— START OF Page excerpt —
Up West
Page 17
Mike O’Rouke also remembers having to make the rounds. ‘I used to do the shopping for my mum when I was old enough, using ration books. She used to tear out a little coupon, give it to me and send me to the Home & Colonial and other shops up on the Dials. She just used to point me in a direction and say, “Here’s a coupon, go up there and get that.”’
Sonia Boulter’s family were registered with Hammet’s, near the Rupert Street end of Berwick Street market. This was a provisions shop that met most needs. ‘It was a grocer’s, butcher’s, everything, and I can remember going in there with my mum, and having the ration book, and having to tick it off for butter, or bacon – everything you bought you had to tick it off. Not far from Hammet’s was the Home & Colonial, and Mum would tell us to go and get a carton of broken eggs, because broken ones were off-ration. It was a treat to have eggs.’
The deep joy of any foodstuff off-ration in those hard, hard times cannot be overestimated, as Barbara Jones recalls. ‘In Great Queen Street, off Drury Lane, where the Connaught Rooms are, there was a shop called Jack’s. You’d go down two steps in to this shop and buy a sherbet to eat with your fingers, and sometimes they used to have little lumpy, gnarly end bits of chocolate-coated toffee. We used to go in and say, “Got any sweets off the ration?” In fact, you’d go in to any shop and ask for goods off the ration.’
Cooked food bought from a shop or in a restaurant was off-ration, so pie and mash or fish and chips not only provided nourishment, but also preserved precious coupons. As an added bonus, there was probably less queuing involved and no cooking or washing up to be done.
Making a meat pie at home would involve queuing at the butcher’s for meat and lard, and probably another queue at the grocer’s for the flour to mix with the lard for the pastry: and there was no guarantee that there’d actually be any lard, flour or meat when you finally made it to the counter. It could literally take days to assemble the ingredients for a meal, and it would also take several people’s rations or weeks of hoarded coupons.
No wonder so many opted for pie and mash from a shop or market stall or cod and threepenn’orth from the local fish and chip shop. Most people ate their fish supper straight from the newspaper it was wrapped in. There is still a school of thought that says it tasted better that way.
Another way to eat off-ration was to seek out unusual food – easier done in the cosmopolitan West End than most places in Britain. Sonia Boulter remembers a very special treat: ‘Near the Bar Italia was a shop that sold just horsemeat. You’d go in there – or Mum would send us in, because they used to like children – and get a couple of steaks. And I remember seeing half-horses hanging up. I didn’t think anything of it. I used to love horsemeat: I wouldn’t dream of touching it now. It was lovely in those days, when you didn’t have any meat, it was brilliant. It was either that or no meat.’
‘Sometimes, when Mum couldn’t afford anything else, we’d have a soup made of milk, rice and peas, and that was a meal. Milk, because it was good for you, rice, because you got plenty of it, and peas because it was vegetables.’
Vegetables were never on ration, but of course supplies of many of them, and most fruit, dried up completely in the war. Many took a while to return, especially fruit, and what there was was often too expensive for working families – which is why the newly formed NHS started doling out orange juice for children. Shortages were less marked in the West End; most of the fruit and veg in England passed through Covent Garden market, and the local retailers – provided they got up early enough – could have their pick.
— END OF Page excerpt —
▶ **Tasks to carry out**
1) In the excerpt on rationing in the West End, where was Hammet's located?
2) Continue the excerpt on rationing in the West End from its last sentence.
— START OF Given material —
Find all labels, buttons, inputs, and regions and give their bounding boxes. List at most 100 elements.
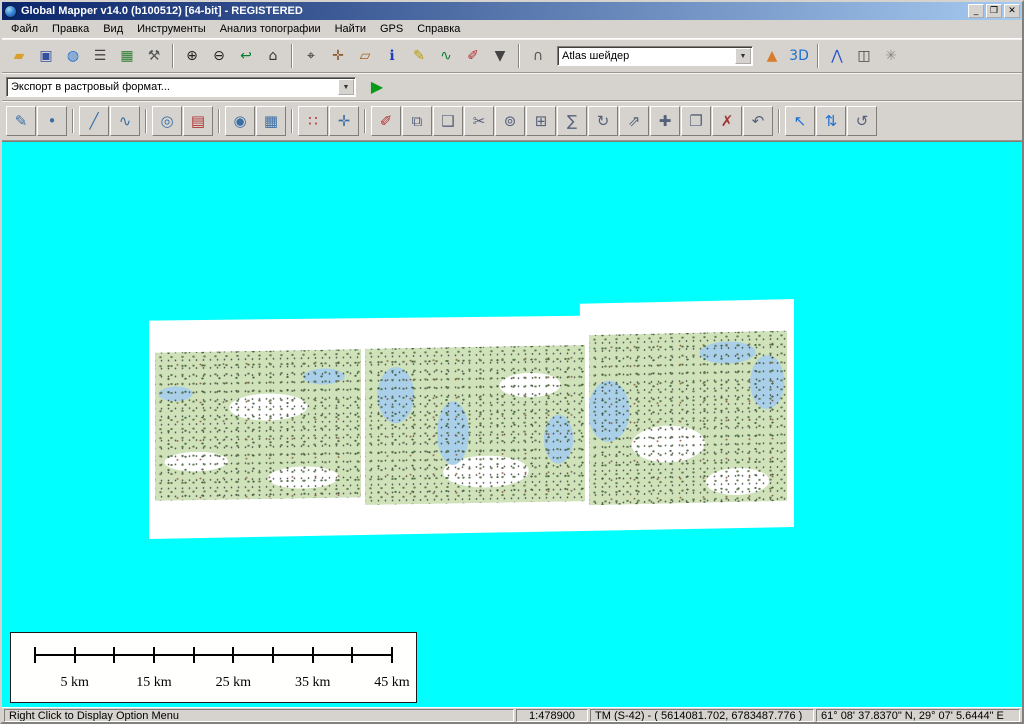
— END OF Given material —
▶ **Answers by task**
1) Near the Rupert Street end of Berwick Street market.

2)
Very, very few ordinary families would have owned a refrigerator in the fifties. This meant that food shopping had to be done on pretty much a daily basis – certainly for such perishables as milk, fish and meat – and generally within a few streets of home. As there were very few cars, anyone who went far afield to shop had to bear in mind that they would have to schlep it home afterwards on the bus or on foot. And once they’d walked it to the street door, they often had to heave it up several flights of stairs. There were sixty-six steps to our flat, and this was no joke with several bulging bags of shopping about one’s person.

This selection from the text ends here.